THE TASK :: All of the records below should be output exactly.

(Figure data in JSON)
+++
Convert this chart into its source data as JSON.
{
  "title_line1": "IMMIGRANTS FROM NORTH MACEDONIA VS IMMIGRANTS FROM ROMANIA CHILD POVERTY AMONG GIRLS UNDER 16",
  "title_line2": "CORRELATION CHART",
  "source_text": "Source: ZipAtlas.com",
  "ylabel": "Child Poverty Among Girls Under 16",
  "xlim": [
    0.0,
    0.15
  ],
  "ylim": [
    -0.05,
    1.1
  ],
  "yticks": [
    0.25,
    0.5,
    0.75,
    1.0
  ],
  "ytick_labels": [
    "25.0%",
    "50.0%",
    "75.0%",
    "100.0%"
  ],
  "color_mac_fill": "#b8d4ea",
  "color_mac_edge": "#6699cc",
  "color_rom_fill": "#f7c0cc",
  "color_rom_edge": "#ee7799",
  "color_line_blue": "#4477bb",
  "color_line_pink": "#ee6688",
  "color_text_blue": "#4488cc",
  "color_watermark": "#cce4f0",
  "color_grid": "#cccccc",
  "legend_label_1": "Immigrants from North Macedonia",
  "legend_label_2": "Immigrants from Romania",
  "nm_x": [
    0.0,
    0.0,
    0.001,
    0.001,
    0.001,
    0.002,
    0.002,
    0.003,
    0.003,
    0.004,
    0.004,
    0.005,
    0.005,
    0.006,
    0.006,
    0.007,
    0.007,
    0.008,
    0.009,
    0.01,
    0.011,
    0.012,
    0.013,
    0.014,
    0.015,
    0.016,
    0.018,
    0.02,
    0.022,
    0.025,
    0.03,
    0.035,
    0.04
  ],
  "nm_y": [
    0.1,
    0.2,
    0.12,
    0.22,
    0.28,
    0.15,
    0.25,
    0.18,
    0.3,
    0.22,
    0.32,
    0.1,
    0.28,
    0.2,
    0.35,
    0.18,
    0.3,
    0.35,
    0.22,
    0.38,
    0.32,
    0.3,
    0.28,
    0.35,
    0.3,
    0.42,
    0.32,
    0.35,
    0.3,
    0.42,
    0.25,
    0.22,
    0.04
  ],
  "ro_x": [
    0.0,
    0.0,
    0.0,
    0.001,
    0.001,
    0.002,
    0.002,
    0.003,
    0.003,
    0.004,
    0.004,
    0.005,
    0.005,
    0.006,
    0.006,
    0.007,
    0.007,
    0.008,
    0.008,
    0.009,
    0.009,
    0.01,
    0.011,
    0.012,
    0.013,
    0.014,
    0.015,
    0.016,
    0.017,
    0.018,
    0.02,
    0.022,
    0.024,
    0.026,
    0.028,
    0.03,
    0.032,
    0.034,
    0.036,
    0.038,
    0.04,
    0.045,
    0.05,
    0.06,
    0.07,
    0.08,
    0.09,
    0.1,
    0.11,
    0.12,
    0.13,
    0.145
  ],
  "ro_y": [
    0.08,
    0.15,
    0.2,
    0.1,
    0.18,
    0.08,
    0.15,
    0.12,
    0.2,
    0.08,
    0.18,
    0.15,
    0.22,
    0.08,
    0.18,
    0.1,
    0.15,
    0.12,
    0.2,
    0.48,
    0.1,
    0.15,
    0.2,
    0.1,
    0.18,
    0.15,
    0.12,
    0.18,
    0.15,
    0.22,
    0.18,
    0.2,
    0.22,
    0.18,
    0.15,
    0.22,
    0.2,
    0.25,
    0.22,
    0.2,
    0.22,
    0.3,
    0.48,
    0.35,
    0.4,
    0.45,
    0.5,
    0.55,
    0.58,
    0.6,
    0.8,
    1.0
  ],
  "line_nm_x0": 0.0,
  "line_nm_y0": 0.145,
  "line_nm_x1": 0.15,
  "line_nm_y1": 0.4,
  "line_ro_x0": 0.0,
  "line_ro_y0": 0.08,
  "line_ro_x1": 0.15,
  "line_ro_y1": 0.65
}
+++
ANSWER IN FULL ::
Convert this chart into its source data as JSON.
{
  "title_line1": "IMMIGRANTS FROM NORTH MACEDONIA VS IMMIGRANTS FROM ROMANIA CHILD POVERTY AMONG GIRLS UNDER 16",
  "title_line2": "CORRELATION CHART",
  "source_text": "Source: ZipAtlas.com",
  "ylabel": "Child Poverty Among Girls Under 16",
  "xlim": [
    0.0,
    0.15
  ],
  "ylim": [
    -0.05,
    1.1
  ],
  "yticks": [
    0.25,
    0.5,
    0.75,
    1.0
  ],
  "ytick_labels": [
    "25.0%",
    "50.0%",
    "75.0%",
    "100.0%"
  ],
  "color_mac_fill": "#b8d4ea",
  "color_mac_edge": "#6699cc",
  "color_rom_fill": "#f7c0cc",
  "color_rom_edge": "#ee7799",
  "color_line_blue": "#4477bb",
  "color_line_pink": "#ee6688",
  "color_text_blue": "#4488cc",
  "color_watermark": "#cce4f0",
  "color_grid": "#cccccc",
  "legend_label_1": "Immigrants from North Macedonia",
  "legend_label_2": "Immigrants from Romania",
  "nm_x": [
    0.0,
    0.0,
    0.001,
    0.001,
    0.001,
    0.002,
    0.002,
    0.003,
    0.003,
    0.004,
    0.004,
    0.005,
    0.005,
    0.006,
    0.006,
    0.007,
    0.007,
    0.008,
    0.009,
    0.01,
    0.011,
    0.012,
    0.013,
    0.014,
    0.015,
    0.016,
    0.018,
    0.02,
    0.022,
    0.025,
    0.03,
    0.035,
    0.04
  ],
  "nm_y": [
    0.1,
    0.2,
    0.12,
    0.22,
    0.28,
    0.15,
    0.25,
    0.18,
    0.3,
    0.22,
    0.32,
    0.1,
    0.28,
    0.2,
    0.35,
    0.18,
    0.3,
    0.35,
    0.22,
    0.38,
    0.32,
    0.3,
    0.28,
    0.35,
    0.3,
    0.42,
    0.32,
    0.35,
    0.3,
    0.42,
    0.25,
    0.22,
    0.04
  ],
  "ro_x": [
    0.0,
    0.0,
    0.0,
    0.001,
    0.001,
    0.002,
    0.002,
    0.003,
    0.003,
    0.004,
    0.004,
    0.005,
    0.005,
    0.006,
    0.006,
    0.007,
    0.007,
    0.008,
    0.008,
    0.009,
    0.009,
    0.01,
    0.011,
    0.012,
    0.013,
    0.014,
    0.015,
    0.016,
    0.017,
    0.018,
    0.02,
    0.022,
    0.024,
    0.026,
    0.028,
    0.03,
    0.032,
    0.034,
    0.036,
    0.038,
    0.04,
    0.045,
    0.05,
    0.06,
    0.07,
    0.08,
    0.09,
    0.1,
    0.11,
    0.12,
    0.13,
    0.145
  ],
  "ro_y": [
    0.08,
    0.15,
    0.2,
    0.1,
    0.18,
    0.08,
    0.15,
    0.12,
    0.2,
    0.08,
    0.18,
    0.15,
    0.22,
    0.08,
    0.18,
    0.1,
    0.15,
    0.12,
    0.2,
    0.48,
    0.1,
    0.15,
    0.2,
    0.1,
    0.18,
    0.15,
    0.12,
    0.18,
    0.15,
    0.22,
    0.18,
    0.2,
    0.22,
    0.18,
    0.15,
    0.22,
    0.2,
    0.25,
    0.22,
    0.2,
    0.22,
    0.3,
    0.48,
    0.35,
    0.4,
    0.45,
    0.5,
    0.55,
    0.58,
    0.6,
    0.8,
    1.0
  ],
  "line_nm_x0": 0.0,
  "line_nm_y0": 0.145,
  "line_nm_x1": 0.15,
  "line_nm_y1": 0.4,
  "line_ro_x0": 0.0,
  "line_ro_y0": 0.08,
  "line_ro_x1": 0.15,
  "line_ro_y1": 0.65
}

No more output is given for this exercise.